## Goal
Locate the string "Emissions" throughout the material and copy every line in which it occurs.

══════════════════════════════

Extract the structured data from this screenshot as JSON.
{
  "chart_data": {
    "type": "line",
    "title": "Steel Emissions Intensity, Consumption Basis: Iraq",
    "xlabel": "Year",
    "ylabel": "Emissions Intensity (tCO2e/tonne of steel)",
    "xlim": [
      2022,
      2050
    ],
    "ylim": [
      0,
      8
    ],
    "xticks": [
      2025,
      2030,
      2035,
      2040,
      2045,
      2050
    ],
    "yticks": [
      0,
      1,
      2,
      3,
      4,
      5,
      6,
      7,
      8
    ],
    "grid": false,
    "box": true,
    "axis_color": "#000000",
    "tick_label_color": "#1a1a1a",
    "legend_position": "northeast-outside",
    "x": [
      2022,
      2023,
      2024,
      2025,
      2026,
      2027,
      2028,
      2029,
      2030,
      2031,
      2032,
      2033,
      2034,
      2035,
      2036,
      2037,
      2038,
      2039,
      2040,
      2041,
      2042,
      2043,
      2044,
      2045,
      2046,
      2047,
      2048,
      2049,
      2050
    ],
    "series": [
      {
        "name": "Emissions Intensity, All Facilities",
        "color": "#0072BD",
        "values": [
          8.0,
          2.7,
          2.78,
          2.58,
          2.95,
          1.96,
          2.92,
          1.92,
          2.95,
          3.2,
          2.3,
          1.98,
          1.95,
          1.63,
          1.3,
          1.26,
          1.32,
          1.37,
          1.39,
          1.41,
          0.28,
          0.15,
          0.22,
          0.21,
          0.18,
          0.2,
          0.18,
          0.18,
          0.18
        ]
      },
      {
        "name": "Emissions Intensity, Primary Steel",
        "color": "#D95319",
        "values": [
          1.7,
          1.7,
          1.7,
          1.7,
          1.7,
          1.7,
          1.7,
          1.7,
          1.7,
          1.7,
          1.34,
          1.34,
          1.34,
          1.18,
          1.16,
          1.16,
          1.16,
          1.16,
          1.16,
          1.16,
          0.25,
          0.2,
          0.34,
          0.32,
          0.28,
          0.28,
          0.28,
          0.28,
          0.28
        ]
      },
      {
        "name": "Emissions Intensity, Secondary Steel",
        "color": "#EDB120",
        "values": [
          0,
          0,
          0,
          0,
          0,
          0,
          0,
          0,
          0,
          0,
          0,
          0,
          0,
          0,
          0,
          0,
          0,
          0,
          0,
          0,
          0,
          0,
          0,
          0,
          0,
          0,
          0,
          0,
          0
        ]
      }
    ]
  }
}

══════════════════════════════

## Output of the task
    "title": "Steel Emissions Intensity, Consumption Basis: Iraq",
    "ylabel": "Emissions Intensity (tCO2e/tonne of steel)",
        "name": "Emissions Intensity, All Facilities",
        "name": "Emissions Intensity, Primary Steel",
        "name": "Emissions Intensity, Secondary Steel",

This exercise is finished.